Stated exercise: Find the string "Paste" in the data, then copy every line where it is found.
_ _ _ _ _
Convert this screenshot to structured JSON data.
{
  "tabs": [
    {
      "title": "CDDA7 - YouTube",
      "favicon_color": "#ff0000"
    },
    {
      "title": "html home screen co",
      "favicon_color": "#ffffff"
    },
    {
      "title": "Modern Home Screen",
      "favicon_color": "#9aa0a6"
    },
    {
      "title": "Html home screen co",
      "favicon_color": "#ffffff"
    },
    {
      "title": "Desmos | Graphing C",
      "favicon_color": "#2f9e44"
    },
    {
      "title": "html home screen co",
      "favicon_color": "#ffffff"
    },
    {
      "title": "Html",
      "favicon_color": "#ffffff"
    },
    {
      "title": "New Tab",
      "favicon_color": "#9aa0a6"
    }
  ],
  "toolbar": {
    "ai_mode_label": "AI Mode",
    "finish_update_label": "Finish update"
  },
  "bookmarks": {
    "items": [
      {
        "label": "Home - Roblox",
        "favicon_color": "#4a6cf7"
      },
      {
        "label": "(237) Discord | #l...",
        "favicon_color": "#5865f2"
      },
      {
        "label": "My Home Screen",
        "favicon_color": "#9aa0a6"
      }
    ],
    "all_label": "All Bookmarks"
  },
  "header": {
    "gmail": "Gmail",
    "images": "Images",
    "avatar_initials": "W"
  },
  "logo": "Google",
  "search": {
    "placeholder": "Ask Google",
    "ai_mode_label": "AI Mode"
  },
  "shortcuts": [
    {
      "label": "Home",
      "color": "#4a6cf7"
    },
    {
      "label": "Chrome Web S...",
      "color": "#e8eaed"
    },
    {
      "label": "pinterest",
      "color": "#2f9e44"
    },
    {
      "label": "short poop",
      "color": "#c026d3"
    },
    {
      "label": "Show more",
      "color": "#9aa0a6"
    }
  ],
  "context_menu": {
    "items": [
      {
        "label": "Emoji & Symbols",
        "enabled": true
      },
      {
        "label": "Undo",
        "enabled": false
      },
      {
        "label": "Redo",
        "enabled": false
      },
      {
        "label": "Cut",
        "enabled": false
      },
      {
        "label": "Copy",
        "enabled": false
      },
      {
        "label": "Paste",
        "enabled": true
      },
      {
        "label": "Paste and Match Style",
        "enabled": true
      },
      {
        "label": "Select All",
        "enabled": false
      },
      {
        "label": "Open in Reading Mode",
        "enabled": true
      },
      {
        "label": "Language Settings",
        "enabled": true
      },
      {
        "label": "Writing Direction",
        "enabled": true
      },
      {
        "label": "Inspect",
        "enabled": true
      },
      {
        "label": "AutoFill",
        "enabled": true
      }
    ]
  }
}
_ _ _ _ _
Output for this exercise:
        "label": "Paste",
        "label": "Paste and Match Style",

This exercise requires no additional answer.